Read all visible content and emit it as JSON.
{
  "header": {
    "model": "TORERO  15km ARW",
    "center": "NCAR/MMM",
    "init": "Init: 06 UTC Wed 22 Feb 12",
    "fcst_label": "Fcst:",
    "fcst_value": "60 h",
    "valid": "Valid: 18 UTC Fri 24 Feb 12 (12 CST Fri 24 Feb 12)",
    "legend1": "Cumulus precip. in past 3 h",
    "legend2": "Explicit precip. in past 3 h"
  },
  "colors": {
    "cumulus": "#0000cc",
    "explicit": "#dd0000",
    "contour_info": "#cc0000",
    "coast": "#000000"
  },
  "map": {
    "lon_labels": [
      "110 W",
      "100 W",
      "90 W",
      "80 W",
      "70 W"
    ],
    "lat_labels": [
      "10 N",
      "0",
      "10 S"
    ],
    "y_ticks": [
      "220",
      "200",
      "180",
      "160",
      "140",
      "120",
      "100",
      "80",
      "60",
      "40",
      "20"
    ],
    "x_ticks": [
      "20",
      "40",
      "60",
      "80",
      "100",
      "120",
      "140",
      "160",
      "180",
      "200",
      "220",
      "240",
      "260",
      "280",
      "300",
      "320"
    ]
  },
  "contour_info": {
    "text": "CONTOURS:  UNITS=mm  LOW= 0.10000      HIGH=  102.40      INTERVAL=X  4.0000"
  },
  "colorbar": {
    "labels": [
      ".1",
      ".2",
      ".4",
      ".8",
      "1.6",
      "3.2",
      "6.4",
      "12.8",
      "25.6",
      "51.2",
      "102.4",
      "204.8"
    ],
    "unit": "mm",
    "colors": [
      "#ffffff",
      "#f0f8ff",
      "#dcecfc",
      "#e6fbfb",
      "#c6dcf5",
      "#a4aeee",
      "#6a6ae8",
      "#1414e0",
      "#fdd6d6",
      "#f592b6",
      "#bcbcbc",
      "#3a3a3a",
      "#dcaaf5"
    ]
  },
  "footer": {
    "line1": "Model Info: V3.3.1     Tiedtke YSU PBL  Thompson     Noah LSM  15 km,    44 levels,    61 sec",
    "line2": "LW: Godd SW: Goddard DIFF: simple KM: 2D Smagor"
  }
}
____________________
• **DIRECTIVE**: Print every record exactly as it was given.

• **ANSWER FOR THIS EXERCISE**:
Read all visible content and emit it as JSON.
{
  "header": {
    "model": "TORERO  15km ARW",
    "center": "NCAR/MMM",
    "init": "Init: 06 UTC Wed 22 Feb 12",
    "fcst_label": "Fcst:",
    "fcst_value": "60 h",
    "valid": "Valid: 18 UTC Fri 24 Feb 12 (12 CST Fri 24 Feb 12)",
    "legend1": "Cumulus precip. in past 3 h",
    "legend2": "Explicit precip. in past 3 h"
  },
  "colors": {
    "cumulus": "#0000cc",
    "explicit": "#dd0000",
    "contour_info": "#cc0000",
    "coast": "#000000"
  },
  "map": {
    "lon_labels": [
      "110 W",
      "100 W",
      "90 W",
      "80 W",
      "70 W"
    ],
    "lat_labels": [
      "10 N",
      "0",
      "10 S"
    ],
    "y_ticks": [
      "220",
      "200",
      "180",
      "160",
      "140",
      "120",
      "100",
      "80",
      "60",
      "40",
      "20"
    ],
    "x_ticks": [
      "20",
      "40",
      "60",
      "80",
      "100",
      "120",
      "140",
      "160",
      "180",
      "200",
      "220",
      "240",
      "260",
      "280",
      "300",
      "320"
    ]
  },
  "contour_info": {
    "text": "CONTOURS:  UNITS=mm  LOW= 0.10000      HIGH=  102.40      INTERVAL=X  4.0000"
  },
  "colorbar": {
    "labels": [
      ".1",
      ".2",
      ".4",
      ".8",
      "1.6",
      "3.2",
      "6.4",
      "12.8",
      "25.6",
      "51.2",
      "102.4",
      "204.8"
    ],
    "unit": "mm",
    "colors": [
      "#ffffff",
      "#f0f8ff",
      "#dcecfc",
      "#e6fbfb",
      "#c6dcf5",
      "#a4aeee",
      "#6a6ae8",
      "#1414e0",
      "#fdd6d6",
      "#f592b6",
      "#bcbcbc",
      "#3a3a3a",
      "#dcaaf5"
    ]
  },
  "footer": {
    "line1": "Model Info: V3.3.1     Tiedtke YSU PBL  Thompson     Noah LSM  15 km,    44 levels,    61 sec",
    "line2": "LW: Godd SW: Goddard DIFF: simple KM: 2D Smagor"
  }
}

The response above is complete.